Exercise instructions :: Search the material for the word "Thomas" and report each line where it turns up.

[Dataset records]

────────────────────────────────────────

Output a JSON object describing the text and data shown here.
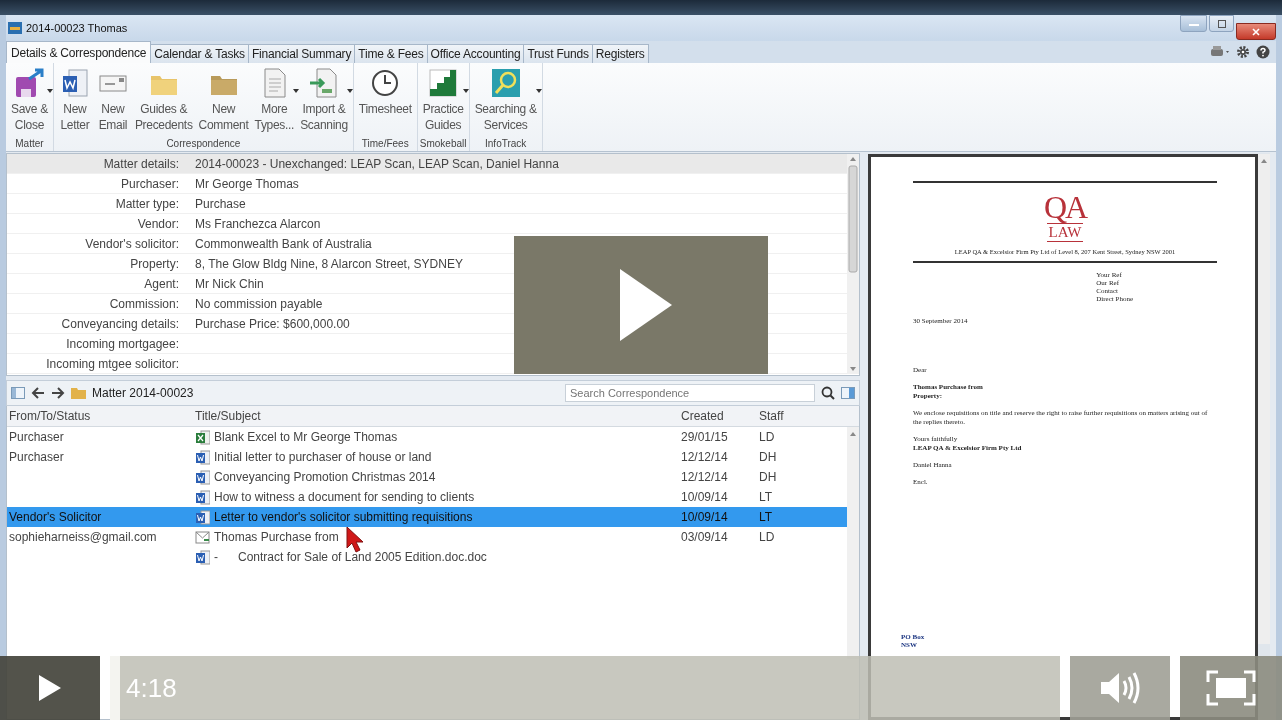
{
  "window": {
    "title": "2014-00023 Thomas"
  },
  "tabs": [
    {
      "label": "Details & Correspondence",
      "selected": true
    },
    {
      "label": "Calendar & Tasks",
      "selected": false
    },
    {
      "label": "Financial Summary",
      "selected": false
    },
    {
      "label": "Time & Fees",
      "selected": false
    },
    {
      "label": "Office Accounting",
      "selected": false
    },
    {
      "label": "Trust Funds",
      "selected": false
    },
    {
      "label": "Registers",
      "selected": false
    }
  ],
  "ribbon": [
    {
      "label": "Matter",
      "buttons": [
        {
          "kind": "save",
          "lines": [
            "Save &",
            "Close"
          ],
          "dropdown": true
        }
      ]
    },
    {
      "label": "Correspondence",
      "buttons": [
        {
          "kind": "word",
          "lines": [
            "New",
            "Letter"
          ],
          "dropdown": false
        },
        {
          "kind": "email",
          "lines": [
            "New",
            "Email"
          ],
          "dropdown": false
        },
        {
          "kind": "folder",
          "lines": [
            "Guides &",
            "Precedents"
          ],
          "dropdown": false
        },
        {
          "kind": "comment",
          "lines": [
            "New",
            "Comment"
          ],
          "dropdown": false
        },
        {
          "kind": "document",
          "lines": [
            "More",
            "Types..."
          ],
          "dropdown": true
        },
        {
          "kind": "import",
          "lines": [
            "Import &",
            "Scanning"
          ],
          "dropdown": true
        }
      ]
    },
    {
      "label": "Time/Fees",
      "buttons": [
        {
          "kind": "clock",
          "lines": [
            "Timesheet"
          ],
          "dropdown": false
        }
      ]
    },
    {
      "label": "Smokeball",
      "buttons": [
        {
          "kind": "stairs",
          "lines": [
            "Practice",
            "Guides"
          ],
          "dropdown": true
        }
      ]
    },
    {
      "label": "InfoTrack",
      "buttons": [
        {
          "kind": "search",
          "lines": [
            "Searching &",
            "Services"
          ],
          "dropdown": true
        }
      ]
    }
  ],
  "details": [
    {
      "label": "Matter details:",
      "value": "2014-00023 - Unexchanged: LEAP Scan, LEAP Scan, Daniel Hanna",
      "selected": true
    },
    {
      "label": "Purchaser:",
      "value": "Mr George Thomas",
      "selected": false
    },
    {
      "label": "Matter type:",
      "value": "Purchase",
      "selected": false
    },
    {
      "label": "Vendor:",
      "value": "Ms Franchezca Alarcon",
      "selected": false
    },
    {
      "label": "Vendor's solicitor:",
      "value": "Commonwealth Bank of Australia",
      "selected": false
    },
    {
      "label": "Property:",
      "value": "8, The Glow Bldg Nine, 8 Alarcon Street, SYDNEY",
      "selected": false
    },
    {
      "label": "Agent:",
      "value": "Mr Nick Chin",
      "selected": false
    },
    {
      "label": "Commission:",
      "value": "No commission payable",
      "selected": false
    },
    {
      "label": "Conveyancing details:",
      "value": "Purchase Price: $600,000.00",
      "selected": false
    },
    {
      "label": "Incoming mortgagee:",
      "selected": false
    },
    {
      "label": "Incoming mtgee solicitor:",
      "selected": false
    }
  ],
  "correspondence": {
    "breadcrumb": "Matter 2014-00023",
    "search": {
      "placeholder": "Search Correspondence"
    },
    "columns": [
      "From/To/Status",
      "Title/Subject",
      "Created",
      "Staff"
    ],
    "rows": [
      {
        "from": "Purchaser",
        "kind": "excel",
        "title": "Blank Excel to Mr George Thomas",
        "created": "29/01/15",
        "staff": "LD",
        "selected": false
      },
      {
        "from": "Purchaser",
        "kind": "word",
        "title": "Initial letter to purchaser of house or land",
        "created": "12/12/14",
        "staff": "DH",
        "selected": false
      },
      {
        "kind": "word",
        "title": "Conveyancing Promotion Christmas 2014",
        "created": "12/12/14",
        "staff": "DH",
        "selected": false
      },
      {
        "kind": "word",
        "title": "How to witness a document for sending to clients",
        "created": "10/09/14",
        "staff": "LT",
        "selected": false
      },
      {
        "from": "Vendor's Solicitor",
        "kind": "word",
        "title": "Letter to vendor's solicitor submitting requisitions",
        "created": "10/09/14",
        "staff": "LT",
        "selected": true
      },
      {
        "from": "sophieharneiss@gmail.com",
        "kind": "email",
        "title": "Thomas Purchase from",
        "created": "03/09/14",
        "staff": "LD",
        "selected": false,
        "children": [
          {
            "kind": "word",
            "marker": "-",
            "title": "Contract for Sale of Land 2005 Edition.doc.doc",
            "selected": false
          }
        ]
      }
    ]
  },
  "preview": {
    "logo": {
      "mark": "QA",
      "sub": "LAW"
    },
    "address": "LEAP QA & Excelsior Firm Pty Ltd of Level 8, 207 Kent Street, Sydney NSW 2001",
    "references": [
      "Your Ref",
      "Our Ref",
      "Contact",
      "Direct Phone"
    ],
    "date": "30 September 2014",
    "salutation": "Dear",
    "subject": [
      "Thomas Purchase from",
      "Property:"
    ],
    "body": "We enclose requisitions on title and reserve the right to raise further requisitions on matters arising out of the replies thereto.",
    "closing": "Yours faithfully",
    "firm": "LEAP QA & Excelsior Firm Pty Ltd",
    "signatory": "Daniel Hanna",
    "enclosure": "Encl.",
    "footer": [
      "PO Box",
      "NSW"
    ]
  },
  "player": {
    "time": "4:18",
    "level": 0.01
  }
}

────────────────────────────────────────

Exercise response ::
    "title": "2014-00023 Thomas"
      "value": "Mr George Thomas",
        "title": "Blank Excel to Mr George Thomas",
        "title": "Thomas Purchase from",
      "Thomas Purchase from",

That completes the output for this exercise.